## begin Data provided
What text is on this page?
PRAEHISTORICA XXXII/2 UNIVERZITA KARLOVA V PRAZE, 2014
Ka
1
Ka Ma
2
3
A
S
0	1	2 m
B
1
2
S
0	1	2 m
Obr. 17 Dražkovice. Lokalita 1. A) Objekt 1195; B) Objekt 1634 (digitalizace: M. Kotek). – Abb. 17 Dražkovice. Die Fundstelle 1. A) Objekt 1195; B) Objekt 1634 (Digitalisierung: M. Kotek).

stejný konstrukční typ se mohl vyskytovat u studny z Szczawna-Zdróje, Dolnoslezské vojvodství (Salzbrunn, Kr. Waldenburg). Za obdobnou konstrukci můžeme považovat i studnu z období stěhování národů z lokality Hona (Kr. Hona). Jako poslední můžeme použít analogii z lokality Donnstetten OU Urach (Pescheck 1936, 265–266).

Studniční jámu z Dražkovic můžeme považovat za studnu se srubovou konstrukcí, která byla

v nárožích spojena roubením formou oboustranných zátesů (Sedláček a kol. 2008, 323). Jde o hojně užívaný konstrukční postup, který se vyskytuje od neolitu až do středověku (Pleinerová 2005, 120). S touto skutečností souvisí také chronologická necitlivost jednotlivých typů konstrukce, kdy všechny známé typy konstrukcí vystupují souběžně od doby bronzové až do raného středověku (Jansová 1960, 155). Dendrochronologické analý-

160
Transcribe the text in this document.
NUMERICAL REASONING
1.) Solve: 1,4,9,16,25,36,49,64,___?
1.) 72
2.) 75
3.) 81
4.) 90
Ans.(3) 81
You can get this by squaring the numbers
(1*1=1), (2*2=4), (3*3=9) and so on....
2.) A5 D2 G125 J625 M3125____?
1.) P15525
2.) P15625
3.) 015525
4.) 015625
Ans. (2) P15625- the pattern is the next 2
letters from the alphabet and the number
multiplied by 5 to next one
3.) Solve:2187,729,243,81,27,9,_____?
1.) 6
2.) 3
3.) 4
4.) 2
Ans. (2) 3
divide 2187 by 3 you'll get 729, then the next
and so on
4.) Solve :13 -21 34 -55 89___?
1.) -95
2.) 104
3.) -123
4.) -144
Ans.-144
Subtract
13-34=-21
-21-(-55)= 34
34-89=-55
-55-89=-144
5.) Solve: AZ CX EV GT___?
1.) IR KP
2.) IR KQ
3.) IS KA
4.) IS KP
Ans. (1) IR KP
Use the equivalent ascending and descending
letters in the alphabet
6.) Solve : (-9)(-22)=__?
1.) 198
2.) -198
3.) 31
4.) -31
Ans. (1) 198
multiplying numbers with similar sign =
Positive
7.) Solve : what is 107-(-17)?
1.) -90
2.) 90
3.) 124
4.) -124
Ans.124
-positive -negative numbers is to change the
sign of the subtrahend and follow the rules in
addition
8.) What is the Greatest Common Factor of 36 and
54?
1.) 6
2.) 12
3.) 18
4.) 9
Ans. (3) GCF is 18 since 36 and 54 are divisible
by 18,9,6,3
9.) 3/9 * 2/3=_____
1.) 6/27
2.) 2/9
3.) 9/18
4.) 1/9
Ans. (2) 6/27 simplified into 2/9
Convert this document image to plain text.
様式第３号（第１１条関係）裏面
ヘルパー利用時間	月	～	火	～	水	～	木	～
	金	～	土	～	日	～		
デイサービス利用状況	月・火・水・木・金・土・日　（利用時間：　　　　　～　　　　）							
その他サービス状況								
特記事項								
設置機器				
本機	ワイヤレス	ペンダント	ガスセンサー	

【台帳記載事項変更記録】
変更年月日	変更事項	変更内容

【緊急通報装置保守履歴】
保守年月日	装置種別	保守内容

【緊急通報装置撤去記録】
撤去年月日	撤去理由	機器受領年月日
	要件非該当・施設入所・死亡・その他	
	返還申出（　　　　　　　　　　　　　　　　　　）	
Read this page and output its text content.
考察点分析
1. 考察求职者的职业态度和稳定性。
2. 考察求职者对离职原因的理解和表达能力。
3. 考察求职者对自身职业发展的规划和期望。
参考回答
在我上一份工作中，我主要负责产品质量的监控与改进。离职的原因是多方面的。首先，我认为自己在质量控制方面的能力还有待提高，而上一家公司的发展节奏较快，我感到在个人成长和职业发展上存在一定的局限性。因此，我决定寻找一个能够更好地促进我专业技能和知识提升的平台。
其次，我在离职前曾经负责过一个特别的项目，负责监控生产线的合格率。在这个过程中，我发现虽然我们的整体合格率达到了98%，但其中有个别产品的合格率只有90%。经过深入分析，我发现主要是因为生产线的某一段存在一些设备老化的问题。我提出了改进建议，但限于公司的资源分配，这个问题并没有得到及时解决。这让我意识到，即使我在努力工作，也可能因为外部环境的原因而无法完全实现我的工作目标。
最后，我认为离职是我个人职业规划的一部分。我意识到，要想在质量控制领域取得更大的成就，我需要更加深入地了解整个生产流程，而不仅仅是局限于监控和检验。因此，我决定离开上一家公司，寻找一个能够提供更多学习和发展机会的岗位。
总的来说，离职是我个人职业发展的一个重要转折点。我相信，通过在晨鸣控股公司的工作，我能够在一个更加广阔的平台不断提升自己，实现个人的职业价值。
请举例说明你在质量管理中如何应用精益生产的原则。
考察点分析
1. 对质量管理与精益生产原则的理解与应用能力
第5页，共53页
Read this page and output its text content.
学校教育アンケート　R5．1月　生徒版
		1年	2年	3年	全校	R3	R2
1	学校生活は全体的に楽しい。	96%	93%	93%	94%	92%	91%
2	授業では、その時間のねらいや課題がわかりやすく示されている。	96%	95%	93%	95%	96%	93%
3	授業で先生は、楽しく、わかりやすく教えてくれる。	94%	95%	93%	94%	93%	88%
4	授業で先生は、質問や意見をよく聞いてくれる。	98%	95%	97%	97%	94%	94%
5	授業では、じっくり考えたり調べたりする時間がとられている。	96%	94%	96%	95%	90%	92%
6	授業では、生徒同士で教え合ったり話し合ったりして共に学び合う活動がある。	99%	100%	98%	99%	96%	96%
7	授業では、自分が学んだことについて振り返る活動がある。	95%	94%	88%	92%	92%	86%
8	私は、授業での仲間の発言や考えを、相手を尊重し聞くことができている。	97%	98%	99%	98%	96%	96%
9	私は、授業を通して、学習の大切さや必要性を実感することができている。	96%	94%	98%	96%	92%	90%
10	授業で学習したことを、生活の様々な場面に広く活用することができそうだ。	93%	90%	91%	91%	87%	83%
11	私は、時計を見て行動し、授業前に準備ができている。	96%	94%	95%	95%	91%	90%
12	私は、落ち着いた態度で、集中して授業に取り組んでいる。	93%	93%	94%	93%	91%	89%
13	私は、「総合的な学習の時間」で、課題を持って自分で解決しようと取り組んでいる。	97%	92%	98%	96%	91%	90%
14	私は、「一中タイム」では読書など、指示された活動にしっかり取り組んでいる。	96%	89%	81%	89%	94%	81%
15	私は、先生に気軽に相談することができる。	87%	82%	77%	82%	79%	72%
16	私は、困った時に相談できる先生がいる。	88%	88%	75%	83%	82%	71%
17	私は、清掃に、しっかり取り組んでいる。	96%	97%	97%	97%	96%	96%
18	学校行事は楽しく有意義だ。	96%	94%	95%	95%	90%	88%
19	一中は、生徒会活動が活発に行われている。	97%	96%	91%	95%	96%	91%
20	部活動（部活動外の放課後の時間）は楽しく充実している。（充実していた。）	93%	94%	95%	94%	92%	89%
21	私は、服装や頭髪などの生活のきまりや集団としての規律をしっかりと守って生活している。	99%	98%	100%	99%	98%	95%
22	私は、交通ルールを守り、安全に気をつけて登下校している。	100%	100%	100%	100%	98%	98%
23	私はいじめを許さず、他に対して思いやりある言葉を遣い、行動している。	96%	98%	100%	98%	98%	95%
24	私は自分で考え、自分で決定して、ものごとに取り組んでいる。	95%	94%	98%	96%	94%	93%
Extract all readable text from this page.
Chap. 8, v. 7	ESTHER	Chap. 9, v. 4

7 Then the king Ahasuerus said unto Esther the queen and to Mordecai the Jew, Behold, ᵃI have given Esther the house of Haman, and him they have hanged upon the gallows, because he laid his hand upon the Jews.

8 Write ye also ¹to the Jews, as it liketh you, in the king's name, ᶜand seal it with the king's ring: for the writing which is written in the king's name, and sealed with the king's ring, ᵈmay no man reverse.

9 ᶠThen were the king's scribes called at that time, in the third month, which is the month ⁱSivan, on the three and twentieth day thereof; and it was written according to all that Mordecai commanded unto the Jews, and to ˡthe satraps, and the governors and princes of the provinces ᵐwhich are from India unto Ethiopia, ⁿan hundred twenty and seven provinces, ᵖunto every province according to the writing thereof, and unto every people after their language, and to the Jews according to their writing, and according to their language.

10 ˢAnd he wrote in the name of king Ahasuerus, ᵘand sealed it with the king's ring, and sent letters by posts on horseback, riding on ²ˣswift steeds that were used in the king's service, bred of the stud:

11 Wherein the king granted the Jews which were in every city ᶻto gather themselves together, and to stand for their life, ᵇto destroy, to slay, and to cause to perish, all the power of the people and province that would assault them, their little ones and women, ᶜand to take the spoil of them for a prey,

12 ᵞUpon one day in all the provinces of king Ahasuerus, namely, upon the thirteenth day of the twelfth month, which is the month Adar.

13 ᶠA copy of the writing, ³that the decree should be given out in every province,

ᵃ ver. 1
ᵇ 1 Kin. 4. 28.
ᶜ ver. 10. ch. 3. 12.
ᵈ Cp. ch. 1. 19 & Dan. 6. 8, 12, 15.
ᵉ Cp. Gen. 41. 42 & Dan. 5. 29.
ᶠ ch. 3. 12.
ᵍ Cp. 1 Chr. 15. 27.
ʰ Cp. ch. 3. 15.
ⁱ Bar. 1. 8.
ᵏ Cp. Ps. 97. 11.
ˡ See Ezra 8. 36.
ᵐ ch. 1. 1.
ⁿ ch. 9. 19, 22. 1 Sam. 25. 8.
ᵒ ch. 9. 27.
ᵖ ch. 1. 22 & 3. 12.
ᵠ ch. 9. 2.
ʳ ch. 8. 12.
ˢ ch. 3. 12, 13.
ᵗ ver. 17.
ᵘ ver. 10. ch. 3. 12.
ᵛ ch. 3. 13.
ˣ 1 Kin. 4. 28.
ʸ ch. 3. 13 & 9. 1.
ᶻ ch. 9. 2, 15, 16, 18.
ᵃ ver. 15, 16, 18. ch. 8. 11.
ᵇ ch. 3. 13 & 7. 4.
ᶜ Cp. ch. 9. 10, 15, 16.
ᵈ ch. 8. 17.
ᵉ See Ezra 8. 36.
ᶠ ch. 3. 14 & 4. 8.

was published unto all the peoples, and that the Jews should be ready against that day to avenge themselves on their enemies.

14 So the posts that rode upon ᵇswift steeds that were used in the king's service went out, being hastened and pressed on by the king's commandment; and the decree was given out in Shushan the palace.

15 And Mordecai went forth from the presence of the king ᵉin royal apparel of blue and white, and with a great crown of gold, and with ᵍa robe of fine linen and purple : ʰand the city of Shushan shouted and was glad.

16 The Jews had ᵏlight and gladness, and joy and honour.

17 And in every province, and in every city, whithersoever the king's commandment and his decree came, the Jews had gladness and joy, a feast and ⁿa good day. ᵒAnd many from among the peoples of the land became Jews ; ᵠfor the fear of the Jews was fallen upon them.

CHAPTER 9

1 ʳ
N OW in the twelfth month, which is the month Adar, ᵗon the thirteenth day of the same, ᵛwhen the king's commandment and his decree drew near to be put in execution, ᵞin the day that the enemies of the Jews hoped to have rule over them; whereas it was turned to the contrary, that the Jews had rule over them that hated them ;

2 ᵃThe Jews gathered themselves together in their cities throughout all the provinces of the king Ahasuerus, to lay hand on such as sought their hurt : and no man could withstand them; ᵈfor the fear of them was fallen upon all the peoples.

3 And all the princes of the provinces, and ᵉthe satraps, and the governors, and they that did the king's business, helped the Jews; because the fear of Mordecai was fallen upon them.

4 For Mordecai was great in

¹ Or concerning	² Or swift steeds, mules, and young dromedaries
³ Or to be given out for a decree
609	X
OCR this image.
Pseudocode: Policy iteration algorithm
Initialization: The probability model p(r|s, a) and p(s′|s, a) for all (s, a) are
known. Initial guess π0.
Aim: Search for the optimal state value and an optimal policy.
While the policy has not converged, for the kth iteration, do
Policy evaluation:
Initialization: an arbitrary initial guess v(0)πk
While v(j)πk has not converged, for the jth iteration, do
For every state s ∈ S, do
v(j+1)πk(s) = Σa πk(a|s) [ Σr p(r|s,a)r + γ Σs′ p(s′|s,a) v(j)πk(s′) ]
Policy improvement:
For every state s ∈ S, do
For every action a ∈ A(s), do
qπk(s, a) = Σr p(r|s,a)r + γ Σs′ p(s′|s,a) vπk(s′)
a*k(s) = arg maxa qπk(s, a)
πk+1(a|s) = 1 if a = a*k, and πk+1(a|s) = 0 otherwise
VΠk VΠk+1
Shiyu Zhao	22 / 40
## end Data provided
### [Written problem]
Say how many lines in this listing hold the string "můžeme", giving the count and nothing more.

### [Result for this task]
2